Exercise task:
Output the records exactly as they appear, with no pictures included.

Stored data:

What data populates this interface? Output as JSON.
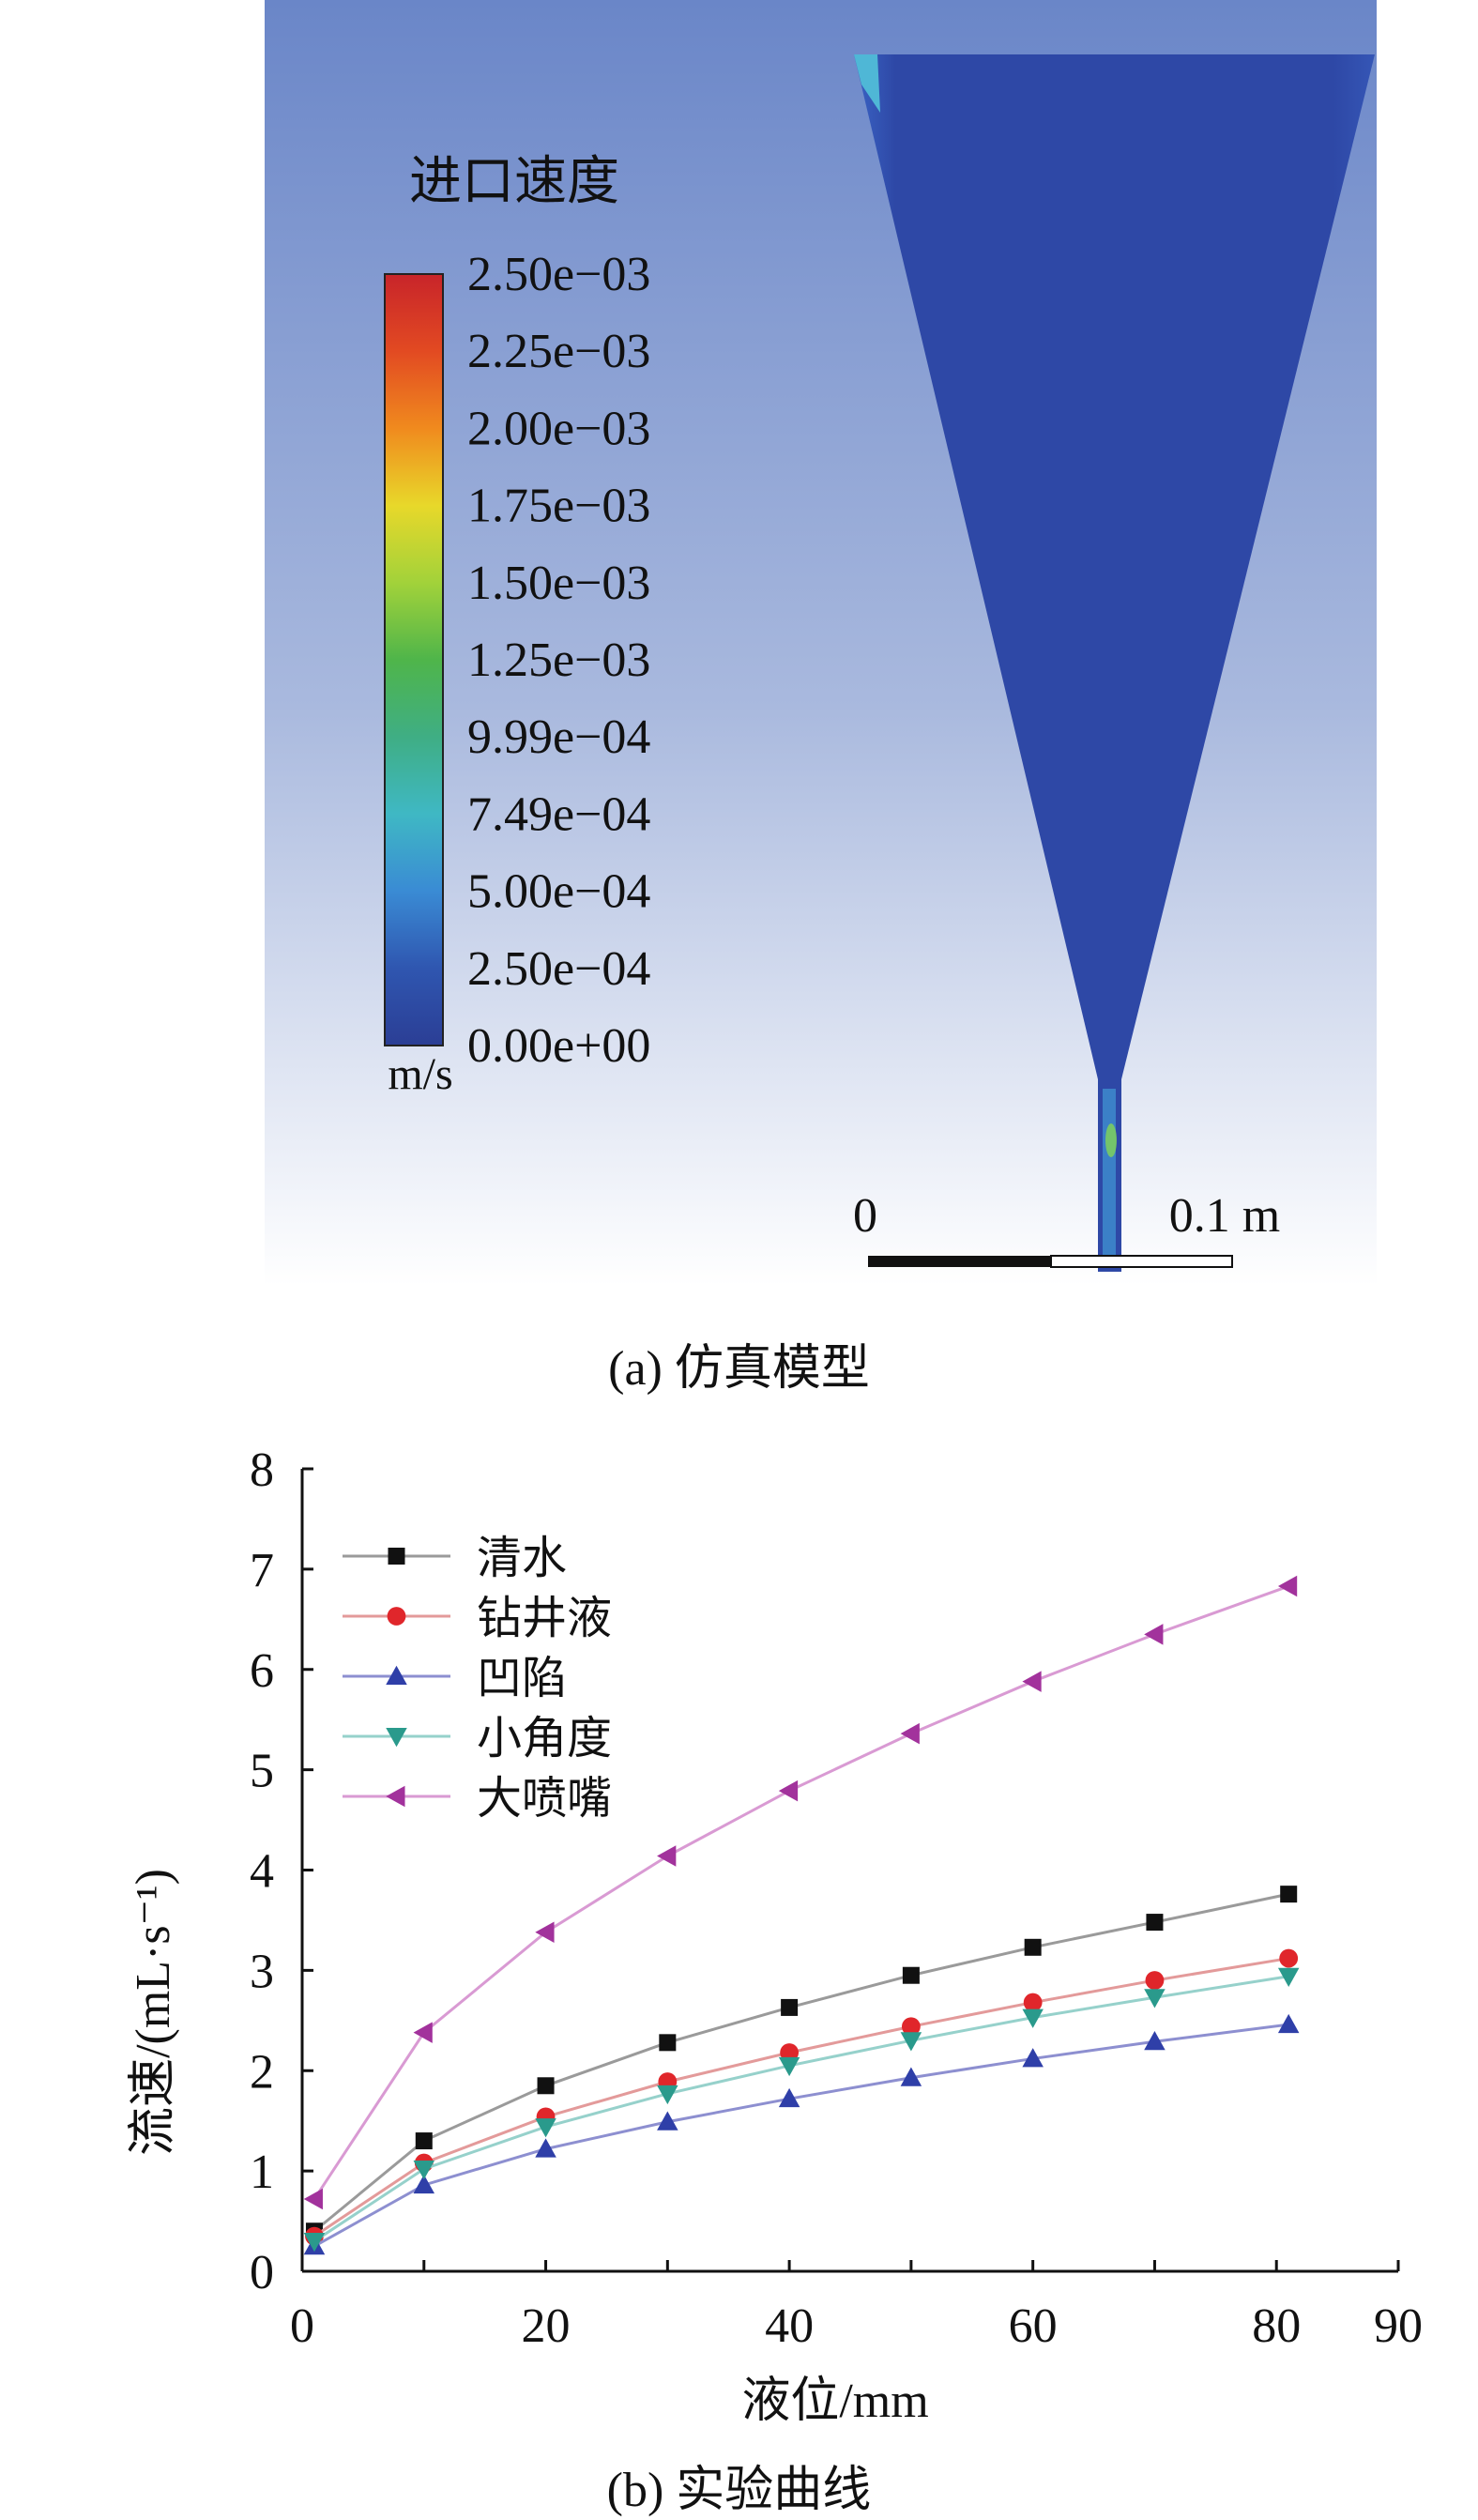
{
  "panel_a": {
    "caption": "(a) 仿真模型",
    "legend_title": "进口速度",
    "unit": "m/s",
    "colorbar_labels": [
      "2.50e−03",
      "2.25e−03",
      "2.00e−03",
      "1.75e−03",
      "1.50e−03",
      "1.25e−03",
      "9.99e−04",
      "7.49e−04",
      "5.00e−04",
      "2.50e−04",
      "0.00e+00"
    ],
    "colorbar_stops": [
      "#c8242a",
      "#e24a22",
      "#f08a1e",
      "#e8d82a",
      "#a2d23a",
      "#4fb54a",
      "#3fae84",
      "#3fb8c4",
      "#3a8bd4",
      "#2f56b0",
      "#2b3e95"
    ],
    "scalebar": {
      "start_label": "0",
      "end_label": "0.1 m"
    },
    "colors": {
      "domain_fill": "#2e48a6",
      "bg_top": "#6a86c8",
      "bg_bottom": "#ffffff"
    }
  },
  "panel_b": {
    "caption": "(b) 实验曲线"
  },
  "chart_data": {
    "type": "line",
    "xlabel": "液位/mm",
    "ylabel": "流速/(mL·s⁻¹)",
    "xlim": [
      0,
      90
    ],
    "ylim": [
      0,
      8
    ],
    "xticks": [
      0,
      10,
      20,
      30,
      40,
      50,
      60,
      70,
      80,
      90
    ],
    "yticks": [
      0,
      1,
      2,
      3,
      4,
      5,
      6,
      7,
      8
    ],
    "xtick_labels": [
      "0",
      "",
      "20",
      "",
      "40",
      "",
      "60",
      "",
      "80",
      "90"
    ],
    "ytick_labels": [
      "0",
      "1",
      "2",
      "3",
      "4",
      "5",
      "6",
      "7",
      "8"
    ],
    "grid": false,
    "legend": "top-left",
    "x": [
      1,
      10,
      20,
      30,
      40,
      50,
      60,
      70,
      81
    ],
    "series": [
      {
        "name": "清水",
        "marker": "square",
        "color": "#111111",
        "line": "#9a9a9a",
        "values": [
          0.4,
          1.3,
          1.85,
          2.28,
          2.63,
          2.95,
          3.23,
          3.48,
          3.76
        ]
      },
      {
        "name": "钻井液",
        "marker": "circle",
        "color": "#e0262b",
        "line": "#e39a9a",
        "values": [
          0.35,
          1.08,
          1.54,
          1.89,
          2.18,
          2.44,
          2.68,
          2.9,
          3.12
        ]
      },
      {
        "name": "凹陷",
        "marker": "triangle-up",
        "color": "#2f3fa8",
        "line": "#8d8fd0",
        "values": [
          0.25,
          0.86,
          1.22,
          1.49,
          1.72,
          1.93,
          2.12,
          2.29,
          2.46
        ]
      },
      {
        "name": "小角度",
        "marker": "triangle-down",
        "color": "#2a9a8c",
        "line": "#96d1cb",
        "values": [
          0.3,
          1.02,
          1.44,
          1.77,
          2.05,
          2.3,
          2.53,
          2.73,
          2.94
        ]
      },
      {
        "name": "大喷嘴",
        "marker": "triangle-left",
        "color": "#a2329c",
        "line": "#d99ad3",
        "values": [
          0.72,
          2.38,
          3.38,
          4.14,
          4.79,
          5.36,
          5.88,
          6.35,
          6.83
        ]
      }
    ]
  }
}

Answer for this exercise:
What data populates this interface? Output as JSON.
{
  "panel_a": {
    "caption": "(a) 仿真模型",
    "legend_title": "进口速度",
    "unit": "m/s",
    "colorbar_labels": [
      "2.50e−03",
      "2.25e−03",
      "2.00e−03",
      "1.75e−03",
      "1.50e−03",
      "1.25e−03",
      "9.99e−04",
      "7.49e−04",
      "5.00e−04",
      "2.50e−04",
      "0.00e+00"
    ],
    "colorbar_stops": [
      "#c8242a",
      "#e24a22",
      "#f08a1e",
      "#e8d82a",
      "#a2d23a",
      "#4fb54a",
      "#3fae84",
      "#3fb8c4",
      "#3a8bd4",
      "#2f56b0",
      "#2b3e95"
    ],
    "scalebar": {
      "start_label": "0",
      "end_label": "0.1 m"
    },
    "colors": {
      "domain_fill": "#2e48a6",
      "bg_top": "#6a86c8",
      "bg_bottom": "#ffffff"
    }
  },
  "panel_b": {
    "caption": "(b) 实验曲线"
  },
  "chart_data": {
    "type": "line",
    "xlabel": "液位/mm",
    "ylabel": "流速/(mL·s⁻¹)",
    "xlim": [
      0,
      90
    ],
    "ylim": [
      0,
      8
    ],
    "xticks": [
      0,
      10,
      20,
      30,
      40,
      50,
      60,
      70,
      80,
      90
    ],
    "yticks": [
      0,
      1,
      2,
      3,
      4,
      5,
      6,
      7,
      8
    ],
    "xtick_labels": [
      "0",
      "",
      "20",
      "",
      "40",
      "",
      "60",
      "",
      "80",
      "90"
    ],
    "ytick_labels": [
      "0",
      "1",
      "2",
      "3",
      "4",
      "5",
      "6",
      "7",
      "8"
    ],
    "grid": false,
    "legend": "top-left",
    "x": [
      1,
      10,
      20,
      30,
      40,
      50,
      60,
      70,
      81
    ],
    "series": [
      {
        "name": "清水",
        "marker": "square",
        "color": "#111111",
        "line": "#9a9a9a",
        "values": [
          0.4,
          1.3,
          1.85,
          2.28,
          2.63,
          2.95,
          3.23,
          3.48,
          3.76
        ]
      },
      {
        "name": "钻井液",
        "marker": "circle",
        "color": "#e0262b",
        "line": "#e39a9a",
        "values": [
          0.35,
          1.08,
          1.54,
          1.89,
          2.18,
          2.44,
          2.68,
          2.9,
          3.12
        ]
      },
      {
        "name": "凹陷",
        "marker": "triangle-up",
        "color": "#2f3fa8",
        "line": "#8d8fd0",
        "values": [
          0.25,
          0.86,
          1.22,
          1.49,
          1.72,
          1.93,
          2.12,
          2.29,
          2.46
        ]
      },
      {
        "name": "小角度",
        "marker": "triangle-down",
        "color": "#2a9a8c",
        "line": "#96d1cb",
        "values": [
          0.3,
          1.02,
          1.44,
          1.77,
          2.05,
          2.3,
          2.53,
          2.73,
          2.94
        ]
      },
      {
        "name": "大喷嘴",
        "marker": "triangle-left",
        "color": "#a2329c",
        "line": "#d99ad3",
        "values": [
          0.72,
          2.38,
          3.38,
          4.14,
          4.79,
          5.36,
          5.88,
          6.35,
          6.83
        ]
      }
    ]
  }
}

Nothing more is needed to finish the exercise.